Copy each line where the word "Modeling" occurs.
# start of Dataset rows
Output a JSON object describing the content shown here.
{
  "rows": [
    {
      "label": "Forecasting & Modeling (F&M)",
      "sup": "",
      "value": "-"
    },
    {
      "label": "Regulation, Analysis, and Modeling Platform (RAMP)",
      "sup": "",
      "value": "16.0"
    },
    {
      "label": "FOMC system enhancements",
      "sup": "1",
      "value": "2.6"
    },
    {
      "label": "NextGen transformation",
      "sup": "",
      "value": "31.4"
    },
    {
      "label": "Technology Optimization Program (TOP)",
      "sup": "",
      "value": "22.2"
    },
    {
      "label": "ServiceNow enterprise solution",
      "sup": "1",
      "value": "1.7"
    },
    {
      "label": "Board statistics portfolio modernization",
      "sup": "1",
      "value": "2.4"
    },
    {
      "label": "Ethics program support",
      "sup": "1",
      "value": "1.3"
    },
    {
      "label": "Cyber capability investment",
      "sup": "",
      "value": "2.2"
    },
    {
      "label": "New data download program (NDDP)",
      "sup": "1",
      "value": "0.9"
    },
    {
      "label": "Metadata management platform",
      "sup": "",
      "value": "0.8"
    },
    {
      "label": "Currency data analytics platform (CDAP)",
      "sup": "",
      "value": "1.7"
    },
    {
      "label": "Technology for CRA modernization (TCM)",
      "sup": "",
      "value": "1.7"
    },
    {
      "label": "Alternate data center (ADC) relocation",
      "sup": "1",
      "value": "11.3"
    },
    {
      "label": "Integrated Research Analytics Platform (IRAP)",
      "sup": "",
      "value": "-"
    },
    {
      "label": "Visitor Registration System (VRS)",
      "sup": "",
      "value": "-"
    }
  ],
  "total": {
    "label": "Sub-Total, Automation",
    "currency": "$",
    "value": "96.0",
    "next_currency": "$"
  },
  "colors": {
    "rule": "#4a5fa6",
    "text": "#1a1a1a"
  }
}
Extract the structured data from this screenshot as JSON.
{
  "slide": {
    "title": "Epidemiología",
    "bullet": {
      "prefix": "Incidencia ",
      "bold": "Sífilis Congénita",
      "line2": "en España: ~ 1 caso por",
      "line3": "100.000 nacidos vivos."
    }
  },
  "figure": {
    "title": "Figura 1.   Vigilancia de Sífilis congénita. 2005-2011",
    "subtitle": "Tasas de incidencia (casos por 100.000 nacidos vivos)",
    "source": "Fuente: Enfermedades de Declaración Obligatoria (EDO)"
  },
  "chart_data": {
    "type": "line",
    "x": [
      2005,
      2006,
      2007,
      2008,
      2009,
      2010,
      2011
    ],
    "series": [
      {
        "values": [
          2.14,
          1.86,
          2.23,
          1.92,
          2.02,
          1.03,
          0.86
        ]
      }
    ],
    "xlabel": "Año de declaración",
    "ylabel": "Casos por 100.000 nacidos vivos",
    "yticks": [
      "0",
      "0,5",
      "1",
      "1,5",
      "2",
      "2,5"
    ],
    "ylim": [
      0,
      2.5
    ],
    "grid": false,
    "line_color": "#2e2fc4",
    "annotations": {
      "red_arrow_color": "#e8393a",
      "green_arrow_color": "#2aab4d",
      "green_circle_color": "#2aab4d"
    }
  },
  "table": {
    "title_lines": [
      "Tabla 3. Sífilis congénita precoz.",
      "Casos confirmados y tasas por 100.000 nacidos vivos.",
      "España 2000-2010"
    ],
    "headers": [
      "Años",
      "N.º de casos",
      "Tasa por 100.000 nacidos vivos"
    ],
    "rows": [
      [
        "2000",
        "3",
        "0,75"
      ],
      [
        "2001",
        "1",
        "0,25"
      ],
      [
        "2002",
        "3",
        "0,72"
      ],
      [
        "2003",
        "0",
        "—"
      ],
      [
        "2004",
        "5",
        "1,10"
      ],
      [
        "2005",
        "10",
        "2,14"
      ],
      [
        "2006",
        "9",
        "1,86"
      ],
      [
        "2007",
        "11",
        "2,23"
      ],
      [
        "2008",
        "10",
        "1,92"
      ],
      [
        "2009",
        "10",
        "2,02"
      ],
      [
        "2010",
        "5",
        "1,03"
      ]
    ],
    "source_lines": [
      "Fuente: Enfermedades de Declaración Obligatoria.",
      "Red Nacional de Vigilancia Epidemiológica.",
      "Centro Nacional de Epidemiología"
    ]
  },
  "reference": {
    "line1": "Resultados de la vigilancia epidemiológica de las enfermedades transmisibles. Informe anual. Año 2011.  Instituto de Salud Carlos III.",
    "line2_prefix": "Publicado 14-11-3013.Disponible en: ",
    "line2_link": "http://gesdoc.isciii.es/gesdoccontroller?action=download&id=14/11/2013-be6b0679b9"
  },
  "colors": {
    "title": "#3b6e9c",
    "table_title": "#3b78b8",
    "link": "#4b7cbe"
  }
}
# end of Dataset rows
* Task result *
      "label": "Forecasting & Modeling (F&M)",
      "label": "Regulation, Analysis, and Modeling Platform (RAMP)",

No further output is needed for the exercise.